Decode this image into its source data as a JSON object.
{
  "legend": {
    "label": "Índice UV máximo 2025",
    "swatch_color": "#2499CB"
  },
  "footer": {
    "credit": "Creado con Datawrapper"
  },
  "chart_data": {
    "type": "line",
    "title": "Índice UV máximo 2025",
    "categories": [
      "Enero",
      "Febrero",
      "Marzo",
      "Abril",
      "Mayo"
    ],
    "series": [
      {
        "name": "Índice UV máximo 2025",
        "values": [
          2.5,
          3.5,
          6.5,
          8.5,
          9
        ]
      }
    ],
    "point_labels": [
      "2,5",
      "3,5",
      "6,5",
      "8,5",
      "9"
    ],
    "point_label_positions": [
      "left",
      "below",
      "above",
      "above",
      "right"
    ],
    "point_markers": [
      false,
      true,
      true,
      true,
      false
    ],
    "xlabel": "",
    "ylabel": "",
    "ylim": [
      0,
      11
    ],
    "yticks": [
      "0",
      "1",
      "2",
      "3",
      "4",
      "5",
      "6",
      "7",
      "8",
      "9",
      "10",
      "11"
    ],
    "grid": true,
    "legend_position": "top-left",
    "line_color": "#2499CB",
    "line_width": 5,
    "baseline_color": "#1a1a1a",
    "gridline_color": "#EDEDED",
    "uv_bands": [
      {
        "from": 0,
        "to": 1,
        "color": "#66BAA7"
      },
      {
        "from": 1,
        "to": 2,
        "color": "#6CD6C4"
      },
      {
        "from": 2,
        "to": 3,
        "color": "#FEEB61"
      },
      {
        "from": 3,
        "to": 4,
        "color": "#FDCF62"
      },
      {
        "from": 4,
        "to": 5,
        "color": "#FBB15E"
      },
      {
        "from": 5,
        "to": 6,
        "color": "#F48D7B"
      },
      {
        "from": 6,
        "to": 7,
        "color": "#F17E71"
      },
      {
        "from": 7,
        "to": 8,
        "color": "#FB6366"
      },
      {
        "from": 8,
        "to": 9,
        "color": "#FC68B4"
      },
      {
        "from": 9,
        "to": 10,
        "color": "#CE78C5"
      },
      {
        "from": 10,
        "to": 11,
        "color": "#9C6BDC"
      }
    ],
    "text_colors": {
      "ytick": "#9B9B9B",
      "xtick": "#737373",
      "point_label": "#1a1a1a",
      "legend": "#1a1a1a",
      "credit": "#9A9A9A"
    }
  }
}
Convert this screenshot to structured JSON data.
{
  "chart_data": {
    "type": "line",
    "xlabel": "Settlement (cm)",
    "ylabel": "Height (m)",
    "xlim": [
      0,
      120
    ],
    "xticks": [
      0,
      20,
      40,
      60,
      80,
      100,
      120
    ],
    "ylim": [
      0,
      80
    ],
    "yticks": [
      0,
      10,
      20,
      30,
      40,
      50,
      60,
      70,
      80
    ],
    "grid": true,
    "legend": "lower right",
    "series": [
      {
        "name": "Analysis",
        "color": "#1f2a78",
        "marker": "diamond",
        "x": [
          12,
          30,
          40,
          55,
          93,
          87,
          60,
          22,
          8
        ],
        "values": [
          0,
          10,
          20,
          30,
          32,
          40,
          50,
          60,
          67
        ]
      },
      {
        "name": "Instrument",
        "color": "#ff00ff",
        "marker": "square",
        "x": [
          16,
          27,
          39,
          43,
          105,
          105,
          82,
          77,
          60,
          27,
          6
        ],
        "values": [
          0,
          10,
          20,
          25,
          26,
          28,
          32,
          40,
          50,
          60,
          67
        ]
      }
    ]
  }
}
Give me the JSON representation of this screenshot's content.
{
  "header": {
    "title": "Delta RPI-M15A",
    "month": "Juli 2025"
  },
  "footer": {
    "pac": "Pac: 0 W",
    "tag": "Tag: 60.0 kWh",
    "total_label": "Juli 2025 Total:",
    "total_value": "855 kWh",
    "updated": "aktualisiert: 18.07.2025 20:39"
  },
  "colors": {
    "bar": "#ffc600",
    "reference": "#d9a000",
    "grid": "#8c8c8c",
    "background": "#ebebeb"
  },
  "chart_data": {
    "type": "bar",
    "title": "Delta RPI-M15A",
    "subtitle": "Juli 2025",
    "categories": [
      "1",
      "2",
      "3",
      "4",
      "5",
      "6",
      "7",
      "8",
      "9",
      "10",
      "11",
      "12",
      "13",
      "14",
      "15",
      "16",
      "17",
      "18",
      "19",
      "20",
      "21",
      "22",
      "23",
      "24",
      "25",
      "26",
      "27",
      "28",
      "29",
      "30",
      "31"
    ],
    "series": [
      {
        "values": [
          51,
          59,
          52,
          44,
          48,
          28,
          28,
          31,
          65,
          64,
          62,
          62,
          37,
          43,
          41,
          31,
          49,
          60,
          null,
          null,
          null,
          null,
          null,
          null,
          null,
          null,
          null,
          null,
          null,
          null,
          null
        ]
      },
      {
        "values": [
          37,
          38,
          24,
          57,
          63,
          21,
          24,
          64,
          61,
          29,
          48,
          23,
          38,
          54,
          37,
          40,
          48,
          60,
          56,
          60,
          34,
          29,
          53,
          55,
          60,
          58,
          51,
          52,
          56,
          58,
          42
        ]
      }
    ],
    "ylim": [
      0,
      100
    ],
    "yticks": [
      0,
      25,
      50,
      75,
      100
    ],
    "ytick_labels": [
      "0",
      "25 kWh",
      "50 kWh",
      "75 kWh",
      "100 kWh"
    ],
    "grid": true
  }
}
+ + + +
▶ Instructions to follow
Copy out each line exactly as written.

▶ The output
Decode this image into its source data as a JSON object.
{
  "legend": {
    "label": "Índice UV máximo 2025",
    "swatch_color": "#2499CB"
  },
  "footer": {
    "credit": "Creado con Datawrapper"
  },
  "chart_data": {
    "type": "line",
    "title": "Índice UV máximo 2025",
    "categories": [
      "Enero",
      "Febrero",
      "Marzo",
      "Abril",
      "Mayo"
    ],
    "series": [
      {
        "name": "Índice UV máximo 2025",
        "values": [
          2.5,
          3.5,
          6.5,
          8.5,
          9
        ]
      }
    ],
    "point_labels": [
      "2,5",
      "3,5",
      "6,5",
      "8,5",
      "9"
    ],
    "point_label_positions": [
      "left",
      "below",
      "above",
      "above",
      "right"
    ],
    "point_markers": [
      false,
      true,
      true,
      true,
      false
    ],
    "xlabel": "",
    "ylabel": "",
    "ylim": [
      0,
      11
    ],
    "yticks": [
      "0",
      "1",
      "2",
      "3",
      "4",
      "5",
      "6",
      "7",
      "8",
      "9",
      "10",
      "11"
    ],
    "grid": true,
    "legend_position": "top-left",
    "line_color": "#2499CB",
    "line_width": 5,
    "baseline_color": "#1a1a1a",
    "gridline_color": "#EDEDED",
    "uv_bands": [
      {
        "from": 0,
        "to": 1,
        "color": "#66BAA7"
      },
      {
        "from": 1,
        "to": 2,
        "color": "#6CD6C4"
      },
      {
        "from": 2,
        "to": 3,
        "color": "#FEEB61"
      },
      {
        "from": 3,
        "to": 4,
        "color": "#FDCF62"
      },
      {
        "from": 4,
        "to": 5,
        "color": "#FBB15E"
      },
      {
        "from": 5,
        "to": 6,
        "color": "#F48D7B"
      },
      {
        "from": 6,
        "to": 7,
        "color": "#F17E71"
      },
      {
        "from": 7,
        "to": 8,
        "color": "#FB6366"
      },
      {
        "from": 8,
        "to": 9,
        "color": "#FC68B4"
      },
      {
        "from": 9,
        "to": 10,
        "color": "#CE78C5"
      },
      {
        "from": 10,
        "to": 11,
        "color": "#9C6BDC"
      }
    ],
    "text_colors": {
      "ytick": "#9B9B9B",
      "xtick": "#737373",
      "point_label": "#1a1a1a",
      "legend": "#1a1a1a",
      "credit": "#9A9A9A"
    }
  }
}
Convert this screenshot to structured JSON data.
{
  "chart_data": {
    "type": "line",
    "xlabel": "Settlement (cm)",
    "ylabel": "Height (m)",
    "xlim": [
      0,
      120
    ],
    "xticks": [
      0,
      20,
      40,
      60,
      80,
      100,
      120
    ],
    "ylim": [
      0,
      80
    ],
    "yticks": [
      0,
      10,
      20,
      30,
      40,
      50,
      60,
      70,
      80
    ],
    "grid": true,
    "legend": "lower right",
    "series": [
      {
        "name": "Analysis",
        "color": "#1f2a78",
        "marker": "diamond",
        "x": [
          12,
          30,
          40,
          55,
          93,
          87,
          60,
          22,
          8
        ],
        "values": [
          0,
          10,
          20,
          30,
          32,
          40,
          50,
          60,
          67
        ]
      },
      {
        "name": "Instrument",
        "color": "#ff00ff",
        "marker": "square",
        "x": [
          16,
          27,
          39,
          43,
          105,
          105,
          82,
          77,
          60,
          27,
          6
        ],
        "values": [
          0,
          10,
          20,
          25,
          26,
          28,
          32,
          40,
          50,
          60,
          67
        ]
      }
    ]
  }
}
Give me the JSON representation of this screenshot's content.
{
  "header": {
    "title": "Delta RPI-M15A",
    "month": "Juli 2025"
  },
  "footer": {
    "pac": "Pac: 0 W",
    "tag": "Tag: 60.0 kWh",
    "total_label": "Juli 2025 Total:",
    "total_value": "855 kWh",
    "updated": "aktualisiert: 18.07.2025 20:39"
  },
  "colors": {
    "bar": "#ffc600",
    "reference": "#d9a000",
    "grid": "#8c8c8c",
    "background": "#ebebeb"
  },
  "chart_data": {
    "type": "bar",
    "title": "Delta RPI-M15A",
    "subtitle": "Juli 2025",
    "categories": [
      "1",
      "2",
      "3",
      "4",
      "5",
      "6",
      "7",
      "8",
      "9",
      "10",
      "11",
      "12",
      "13",
      "14",
      "15",
      "16",
      "17",
      "18",
      "19",
      "20",
      "21",
      "22",
      "23",
      "24",
      "25",
      "26",
      "27",
      "28",
      "29",
      "30",
      "31"
    ],
    "series": [
      {
        "values": [
          51,
          59,
          52,
          44,
          48,
          28,
          28,
          31,
          65,
          64,
          62,
          62,
          37,
          43,
          41,
          31,
          49,
          60,
          null,
          null,
          null,
          null,
          null,
          null,
          null,
          null,
          null,
          null,
          null,
          null,
          null
        ]
      },
      {
        "values": [
          37,
          38,
          24,
          57,
          63,
          21,
          24,
          64,
          61,
          29,
          48,
          23,
          38,
          54,
          37,
          40,
          48,
          60,
          56,
          60,
          34,
          29,
          53,
          55,
          60,
          58,
          51,
          52,
          56,
          58,
          42
        ]
      }
    ],
    "ylim": [
      0,
      100
    ],
    "yticks": [
      0,
      25,
      50,
      75,
      100
    ],
    "ytick_labels": [
      "0",
      "25 kWh",
      "50 kWh",
      "75 kWh",
      "100 kWh"
    ],
    "grid": true
  }
}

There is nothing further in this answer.